# Records to process
========

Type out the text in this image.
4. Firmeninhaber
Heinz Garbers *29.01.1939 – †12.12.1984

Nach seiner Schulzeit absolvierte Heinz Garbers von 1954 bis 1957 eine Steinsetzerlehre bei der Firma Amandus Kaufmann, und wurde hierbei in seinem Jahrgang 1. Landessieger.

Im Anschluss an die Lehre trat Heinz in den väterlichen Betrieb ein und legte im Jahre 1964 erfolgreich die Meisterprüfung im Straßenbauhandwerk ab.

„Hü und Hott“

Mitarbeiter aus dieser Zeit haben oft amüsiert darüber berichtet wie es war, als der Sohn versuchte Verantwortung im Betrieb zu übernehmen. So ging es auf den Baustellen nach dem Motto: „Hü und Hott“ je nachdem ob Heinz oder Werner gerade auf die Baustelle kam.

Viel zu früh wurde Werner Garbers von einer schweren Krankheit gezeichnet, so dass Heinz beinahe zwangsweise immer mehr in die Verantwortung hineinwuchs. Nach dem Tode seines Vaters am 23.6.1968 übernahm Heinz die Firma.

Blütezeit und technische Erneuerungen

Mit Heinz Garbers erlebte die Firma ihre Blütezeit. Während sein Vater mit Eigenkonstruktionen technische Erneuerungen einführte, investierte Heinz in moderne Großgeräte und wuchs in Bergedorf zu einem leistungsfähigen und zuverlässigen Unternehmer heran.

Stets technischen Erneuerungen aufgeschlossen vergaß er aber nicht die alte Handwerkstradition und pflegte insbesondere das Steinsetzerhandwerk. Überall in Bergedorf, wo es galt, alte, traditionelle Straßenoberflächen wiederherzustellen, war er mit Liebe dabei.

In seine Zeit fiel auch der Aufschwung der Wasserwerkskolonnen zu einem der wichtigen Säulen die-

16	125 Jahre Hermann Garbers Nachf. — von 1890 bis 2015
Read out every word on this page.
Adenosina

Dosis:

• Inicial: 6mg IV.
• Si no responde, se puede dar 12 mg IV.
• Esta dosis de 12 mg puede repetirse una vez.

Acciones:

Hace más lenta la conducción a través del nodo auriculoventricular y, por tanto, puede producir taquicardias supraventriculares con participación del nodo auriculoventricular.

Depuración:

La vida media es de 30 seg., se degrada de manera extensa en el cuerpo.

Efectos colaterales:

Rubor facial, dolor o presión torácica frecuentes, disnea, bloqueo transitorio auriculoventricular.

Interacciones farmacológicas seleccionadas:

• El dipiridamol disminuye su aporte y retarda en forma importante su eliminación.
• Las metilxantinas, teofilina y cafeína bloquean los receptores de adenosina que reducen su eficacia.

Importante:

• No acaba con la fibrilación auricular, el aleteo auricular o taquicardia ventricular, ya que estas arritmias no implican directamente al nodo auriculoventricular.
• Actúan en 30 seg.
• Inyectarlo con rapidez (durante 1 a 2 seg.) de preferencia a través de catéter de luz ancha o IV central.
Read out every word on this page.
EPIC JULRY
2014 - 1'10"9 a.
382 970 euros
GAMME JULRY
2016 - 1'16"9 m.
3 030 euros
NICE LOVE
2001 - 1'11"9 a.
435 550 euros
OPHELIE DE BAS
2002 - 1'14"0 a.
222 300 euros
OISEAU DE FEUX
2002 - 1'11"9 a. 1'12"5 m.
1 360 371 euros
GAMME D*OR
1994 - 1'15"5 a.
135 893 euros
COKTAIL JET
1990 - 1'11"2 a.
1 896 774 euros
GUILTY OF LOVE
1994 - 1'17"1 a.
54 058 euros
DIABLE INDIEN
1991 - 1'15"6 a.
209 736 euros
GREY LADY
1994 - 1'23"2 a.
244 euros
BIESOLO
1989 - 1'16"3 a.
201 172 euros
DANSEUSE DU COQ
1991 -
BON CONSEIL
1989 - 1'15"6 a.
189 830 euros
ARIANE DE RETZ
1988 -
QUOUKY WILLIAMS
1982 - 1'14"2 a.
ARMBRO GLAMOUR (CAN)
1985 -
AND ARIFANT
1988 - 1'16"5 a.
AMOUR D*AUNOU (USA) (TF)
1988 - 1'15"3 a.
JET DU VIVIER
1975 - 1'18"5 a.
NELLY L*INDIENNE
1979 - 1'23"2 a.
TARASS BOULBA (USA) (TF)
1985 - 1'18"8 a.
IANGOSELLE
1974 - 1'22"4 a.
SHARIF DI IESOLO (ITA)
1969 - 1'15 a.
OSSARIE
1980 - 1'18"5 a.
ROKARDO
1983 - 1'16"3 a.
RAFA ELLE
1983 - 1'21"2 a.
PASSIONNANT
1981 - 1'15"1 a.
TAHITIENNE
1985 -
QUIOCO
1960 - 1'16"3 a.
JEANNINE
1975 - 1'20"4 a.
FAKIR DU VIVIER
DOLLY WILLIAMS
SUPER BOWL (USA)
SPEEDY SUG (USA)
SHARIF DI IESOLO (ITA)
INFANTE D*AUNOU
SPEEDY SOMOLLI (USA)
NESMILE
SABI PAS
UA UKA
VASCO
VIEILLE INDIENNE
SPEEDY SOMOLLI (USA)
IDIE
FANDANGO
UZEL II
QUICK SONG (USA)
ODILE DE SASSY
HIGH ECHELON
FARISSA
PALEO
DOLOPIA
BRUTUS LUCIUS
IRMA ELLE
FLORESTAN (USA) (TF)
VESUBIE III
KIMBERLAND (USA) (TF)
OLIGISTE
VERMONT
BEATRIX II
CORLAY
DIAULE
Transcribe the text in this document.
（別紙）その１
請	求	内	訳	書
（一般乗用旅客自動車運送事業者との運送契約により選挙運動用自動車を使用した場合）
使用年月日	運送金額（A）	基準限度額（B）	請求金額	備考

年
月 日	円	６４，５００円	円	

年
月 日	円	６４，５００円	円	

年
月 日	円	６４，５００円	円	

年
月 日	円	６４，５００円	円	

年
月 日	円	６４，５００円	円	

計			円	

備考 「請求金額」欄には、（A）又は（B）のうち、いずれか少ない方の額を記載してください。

========

# Your goal
Restate each record word for word.

# Task solution
Type out the text in this image.
4. Firmeninhaber
Heinz Garbers *29.01.1939 – †12.12.1984

Nach seiner Schulzeit absolvierte Heinz Garbers von 1954 bis 1957 eine Steinsetzerlehre bei der Firma Amandus Kaufmann, und wurde hierbei in seinem Jahrgang 1. Landessieger.

Im Anschluss an die Lehre trat Heinz in den väterlichen Betrieb ein und legte im Jahre 1964 erfolgreich die Meisterprüfung im Straßenbauhandwerk ab.

„Hü und Hott“

Mitarbeiter aus dieser Zeit haben oft amüsiert darüber berichtet wie es war, als der Sohn versuchte Verantwortung im Betrieb zu übernehmen. So ging es auf den Baustellen nach dem Motto: „Hü und Hott“ je nachdem ob Heinz oder Werner gerade auf die Baustelle kam.

Viel zu früh wurde Werner Garbers von einer schweren Krankheit gezeichnet, so dass Heinz beinahe zwangsweise immer mehr in die Verantwortung hineinwuchs. Nach dem Tode seines Vaters am 23.6.1968 übernahm Heinz die Firma.

Blütezeit und technische Erneuerungen

Mit Heinz Garbers erlebte die Firma ihre Blütezeit. Während sein Vater mit Eigenkonstruktionen technische Erneuerungen einführte, investierte Heinz in moderne Großgeräte und wuchs in Bergedorf zu einem leistungsfähigen und zuverlässigen Unternehmer heran.

Stets technischen Erneuerungen aufgeschlossen vergaß er aber nicht die alte Handwerkstradition und pflegte insbesondere das Steinsetzerhandwerk. Überall in Bergedorf, wo es galt, alte, traditionelle Straßenoberflächen wiederherzustellen, war er mit Liebe dabei.

In seine Zeit fiel auch der Aufschwung der Wasserwerkskolonnen zu einem der wichtigen Säulen die-

16	125 Jahre Hermann Garbers Nachf. — von 1890 bis 2015
Read out every word on this page.
Adenosina

Dosis:

• Inicial: 6mg IV.
• Si no responde, se puede dar 12 mg IV.
• Esta dosis de 12 mg puede repetirse una vez.

Acciones:

Hace más lenta la conducción a través del nodo auriculoventricular y, por tanto, puede producir taquicardias supraventriculares con participación del nodo auriculoventricular.

Depuración:

La vida media es de 30 seg., se degrada de manera extensa en el cuerpo.

Efectos colaterales:

Rubor facial, dolor o presión torácica frecuentes, disnea, bloqueo transitorio auriculoventricular.

Interacciones farmacológicas seleccionadas:

• El dipiridamol disminuye su aporte y retarda en forma importante su eliminación.
• Las metilxantinas, teofilina y cafeína bloquean los receptores de adenosina que reducen su eficacia.

Importante:

• No acaba con la fibrilación auricular, el aleteo auricular o taquicardia ventricular, ya que estas arritmias no implican directamente al nodo auriculoventricular.
• Actúan en 30 seg.
• Inyectarlo con rapidez (durante 1 a 2 seg.) de preferencia a través de catéter de luz ancha o IV central.
Read out every word on this page.
EPIC JULRY
2014 - 1'10"9 a.
382 970 euros
GAMME JULRY
2016 - 1'16"9 m.
3 030 euros
NICE LOVE
2001 - 1'11"9 a.
435 550 euros
OPHELIE DE BAS
2002 - 1'14"0 a.
222 300 euros
OISEAU DE FEUX
2002 - 1'11"9 a. 1'12"5 m.
1 360 371 euros
GAMME D*OR
1994 - 1'15"5 a.
135 893 euros
COKTAIL JET
1990 - 1'11"2 a.
1 896 774 euros
GUILTY OF LOVE
1994 - 1'17"1 a.
54 058 euros
DIABLE INDIEN
1991 - 1'15"6 a.
209 736 euros
GREY LADY
1994 - 1'23"2 a.
244 euros
BIESOLO
1989 - 1'16"3 a.
201 172 euros
DANSEUSE DU COQ
1991 -
BON CONSEIL
1989 - 1'15"6 a.
189 830 euros
ARIANE DE RETZ
1988 -
QUOUKY WILLIAMS
1982 - 1'14"2 a.
ARMBRO GLAMOUR (CAN)
1985 -
AND ARIFANT
1988 - 1'16"5 a.
AMOUR D*AUNOU (USA) (TF)
1988 - 1'15"3 a.
JET DU VIVIER
1975 - 1'18"5 a.
NELLY L*INDIENNE
1979 - 1'23"2 a.
TARASS BOULBA (USA) (TF)
1985 - 1'18"8 a.
IANGOSELLE
1974 - 1'22"4 a.
SHARIF DI IESOLO (ITA)
1969 - 1'15 a.
OSSARIE
1980 - 1'18"5 a.
ROKARDO
1983 - 1'16"3 a.
RAFA ELLE
1983 - 1'21"2 a.
PASSIONNANT
1981 - 1'15"1 a.
TAHITIENNE
1985 -
QUIOCO
1960 - 1'16"3 a.
JEANNINE
1975 - 1'20"4 a.
FAKIR DU VIVIER
DOLLY WILLIAMS
SUPER BOWL (USA)
SPEEDY SUG (USA)
SHARIF DI IESOLO (ITA)
INFANTE D*AUNOU
SPEEDY SOMOLLI (USA)
NESMILE
SABI PAS
UA UKA
VASCO
VIEILLE INDIENNE
SPEEDY SOMOLLI (USA)
IDIE
FANDANGO
UZEL II
QUICK SONG (USA)
ODILE DE SASSY
HIGH ECHELON
FARISSA
PALEO
DOLOPIA
BRUTUS LUCIUS
IRMA ELLE
FLORESTAN (USA) (TF)
VESUBIE III
KIMBERLAND (USA) (TF)
OLIGISTE
VERMONT
BEATRIX II
CORLAY
DIAULE
Transcribe the text in this document.
（別紙）その１
請	求	内	訳	書
（一般乗用旅客自動車運送事業者との運送契約により選挙運動用自動車を使用した場合）
使用年月日	運送金額（A）	基準限度額（B）	請求金額	備考

年
月 日	円	６４，５００円	円	

年
月 日	円	６４，５００円	円	

年
月 日	円	６４，５００円	円	

年
月 日	円	６４，５００円	円	

年
月 日	円	６４，５００円	円	

計			円	

備考 「請求金額」欄には、（A）又は（B）のうち、いずれか少ない方の額を記載してください。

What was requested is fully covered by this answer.